▶ [What you are asked to do]
Set the data down again, exactly as it reads, but without the pictures.

** START OF Dataset rows **

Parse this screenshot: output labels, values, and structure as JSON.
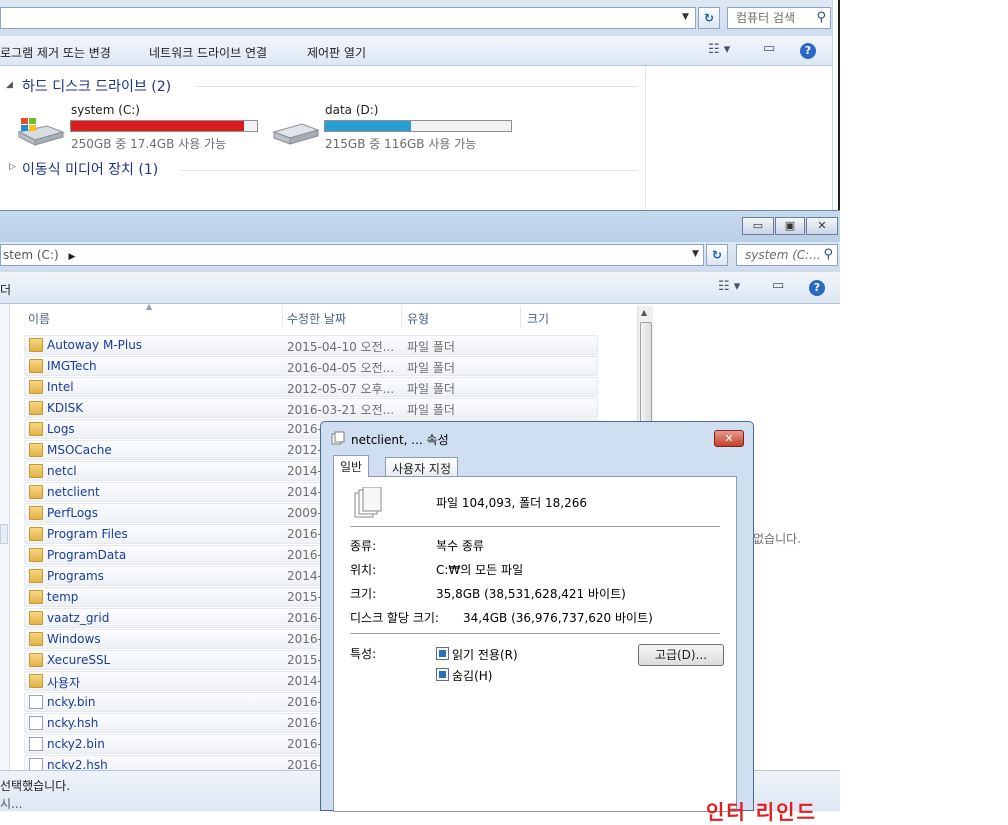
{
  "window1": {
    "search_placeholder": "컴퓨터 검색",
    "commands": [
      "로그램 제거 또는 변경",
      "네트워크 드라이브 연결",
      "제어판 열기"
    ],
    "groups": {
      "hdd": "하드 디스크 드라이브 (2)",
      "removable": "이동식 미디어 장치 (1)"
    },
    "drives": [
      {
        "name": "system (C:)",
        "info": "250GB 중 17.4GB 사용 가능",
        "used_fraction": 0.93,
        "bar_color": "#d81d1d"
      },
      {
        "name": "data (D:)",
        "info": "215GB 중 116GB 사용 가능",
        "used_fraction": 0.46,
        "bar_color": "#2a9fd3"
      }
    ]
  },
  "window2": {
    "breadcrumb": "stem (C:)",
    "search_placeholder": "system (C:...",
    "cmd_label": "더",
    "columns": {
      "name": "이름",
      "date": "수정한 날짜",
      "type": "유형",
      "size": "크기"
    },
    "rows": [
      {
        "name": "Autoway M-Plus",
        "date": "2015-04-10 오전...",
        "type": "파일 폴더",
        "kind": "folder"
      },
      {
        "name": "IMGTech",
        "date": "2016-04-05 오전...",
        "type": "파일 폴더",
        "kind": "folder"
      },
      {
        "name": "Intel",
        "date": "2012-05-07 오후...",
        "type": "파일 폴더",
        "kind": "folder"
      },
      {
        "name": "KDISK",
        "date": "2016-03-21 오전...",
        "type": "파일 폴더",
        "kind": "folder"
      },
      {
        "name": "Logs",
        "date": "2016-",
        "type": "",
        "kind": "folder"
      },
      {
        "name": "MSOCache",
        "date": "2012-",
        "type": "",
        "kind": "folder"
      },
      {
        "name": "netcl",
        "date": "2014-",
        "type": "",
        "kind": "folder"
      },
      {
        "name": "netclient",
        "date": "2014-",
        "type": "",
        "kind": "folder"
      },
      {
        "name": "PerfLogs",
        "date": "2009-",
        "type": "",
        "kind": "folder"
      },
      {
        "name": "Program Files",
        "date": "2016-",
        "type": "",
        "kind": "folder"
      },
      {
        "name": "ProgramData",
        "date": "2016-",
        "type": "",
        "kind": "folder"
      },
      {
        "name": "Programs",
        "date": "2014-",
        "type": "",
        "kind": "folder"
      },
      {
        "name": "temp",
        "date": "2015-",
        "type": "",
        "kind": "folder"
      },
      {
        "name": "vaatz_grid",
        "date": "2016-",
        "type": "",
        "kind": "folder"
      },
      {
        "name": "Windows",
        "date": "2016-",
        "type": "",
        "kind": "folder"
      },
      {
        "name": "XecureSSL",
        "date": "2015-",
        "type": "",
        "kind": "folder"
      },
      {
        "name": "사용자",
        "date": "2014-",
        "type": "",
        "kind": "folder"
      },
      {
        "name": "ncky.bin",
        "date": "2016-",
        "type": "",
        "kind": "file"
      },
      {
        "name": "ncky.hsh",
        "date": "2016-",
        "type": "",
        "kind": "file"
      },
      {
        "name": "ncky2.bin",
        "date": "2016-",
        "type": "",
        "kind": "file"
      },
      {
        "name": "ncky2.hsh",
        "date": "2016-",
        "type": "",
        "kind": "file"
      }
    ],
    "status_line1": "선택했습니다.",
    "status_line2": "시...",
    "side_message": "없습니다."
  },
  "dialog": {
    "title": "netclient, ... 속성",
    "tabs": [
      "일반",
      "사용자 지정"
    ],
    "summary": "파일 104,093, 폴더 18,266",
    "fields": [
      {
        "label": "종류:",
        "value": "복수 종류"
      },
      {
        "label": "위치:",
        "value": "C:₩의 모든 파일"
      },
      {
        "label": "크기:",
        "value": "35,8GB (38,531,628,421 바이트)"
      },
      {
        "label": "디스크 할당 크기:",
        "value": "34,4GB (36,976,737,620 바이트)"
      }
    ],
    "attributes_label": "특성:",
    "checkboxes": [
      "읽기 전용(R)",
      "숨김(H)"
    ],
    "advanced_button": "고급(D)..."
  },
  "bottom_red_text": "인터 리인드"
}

** END OF Dataset rows **

▶ [Full solution]
Parse this screenshot: output labels, values, and structure as JSON.
{
  "window1": {
    "search_placeholder": "컴퓨터 검색",
    "commands": [
      "로그램 제거 또는 변경",
      "네트워크 드라이브 연결",
      "제어판 열기"
    ],
    "groups": {
      "hdd": "하드 디스크 드라이브 (2)",
      "removable": "이동식 미디어 장치 (1)"
    },
    "drives": [
      {
        "name": "system (C:)",
        "info": "250GB 중 17.4GB 사용 가능",
        "used_fraction": 0.93,
        "bar_color": "#d81d1d"
      },
      {
        "name": "data (D:)",
        "info": "215GB 중 116GB 사용 가능",
        "used_fraction": 0.46,
        "bar_color": "#2a9fd3"
      }
    ]
  },
  "window2": {
    "breadcrumb": "stem (C:)",
    "search_placeholder": "system (C:...",
    "cmd_label": "더",
    "columns": {
      "name": "이름",
      "date": "수정한 날짜",
      "type": "유형",
      "size": "크기"
    },
    "rows": [
      {
        "name": "Autoway M-Plus",
        "date": "2015-04-10 오전...",
        "type": "파일 폴더",
        "kind": "folder"
      },
      {
        "name": "IMGTech",
        "date": "2016-04-05 오전...",
        "type": "파일 폴더",
        "kind": "folder"
      },
      {
        "name": "Intel",
        "date": "2012-05-07 오후...",
        "type": "파일 폴더",
        "kind": "folder"
      },
      {
        "name": "KDISK",
        "date": "2016-03-21 오전...",
        "type": "파일 폴더",
        "kind": "folder"
      },
      {
        "name": "Logs",
        "date": "2016-",
        "type": "",
        "kind": "folder"
      },
      {
        "name": "MSOCache",
        "date": "2012-",
        "type": "",
        "kind": "folder"
      },
      {
        "name": "netcl",
        "date": "2014-",
        "type": "",
        "kind": "folder"
      },
      {
        "name": "netclient",
        "date": "2014-",
        "type": "",
        "kind": "folder"
      },
      {
        "name": "PerfLogs",
        "date": "2009-",
        "type": "",
        "kind": "folder"
      },
      {
        "name": "Program Files",
        "date": "2016-",
        "type": "",
        "kind": "folder"
      },
      {
        "name": "ProgramData",
        "date": "2016-",
        "type": "",
        "kind": "folder"
      },
      {
        "name": "Programs",
        "date": "2014-",
        "type": "",
        "kind": "folder"
      },
      {
        "name": "temp",
        "date": "2015-",
        "type": "",
        "kind": "folder"
      },
      {
        "name": "vaatz_grid",
        "date": "2016-",
        "type": "",
        "kind": "folder"
      },
      {
        "name": "Windows",
        "date": "2016-",
        "type": "",
        "kind": "folder"
      },
      {
        "name": "XecureSSL",
        "date": "2015-",
        "type": "",
        "kind": "folder"
      },
      {
        "name": "사용자",
        "date": "2014-",
        "type": "",
        "kind": "folder"
      },
      {
        "name": "ncky.bin",
        "date": "2016-",
        "type": "",
        "kind": "file"
      },
      {
        "name": "ncky.hsh",
        "date": "2016-",
        "type": "",
        "kind": "file"
      },
      {
        "name": "ncky2.bin",
        "date": "2016-",
        "type": "",
        "kind": "file"
      },
      {
        "name": "ncky2.hsh",
        "date": "2016-",
        "type": "",
        "kind": "file"
      }
    ],
    "status_line1": "선택했습니다.",
    "status_line2": "시...",
    "side_message": "없습니다."
  },
  "dialog": {
    "title": "netclient, ... 속성",
    "tabs": [
      "일반",
      "사용자 지정"
    ],
    "summary": "파일 104,093, 폴더 18,266",
    "fields": [
      {
        "label": "종류:",
        "value": "복수 종류"
      },
      {
        "label": "위치:",
        "value": "C:₩의 모든 파일"
      },
      {
        "label": "크기:",
        "value": "35,8GB (38,531,628,421 바이트)"
      },
      {
        "label": "디스크 할당 크기:",
        "value": "34,4GB (36,976,737,620 바이트)"
      }
    ],
    "attributes_label": "특성:",
    "checkboxes": [
      "읽기 전용(R)",
      "숨김(H)"
    ],
    "advanced_button": "고급(D)..."
  },
  "bottom_red_text": "인터 리인드"
}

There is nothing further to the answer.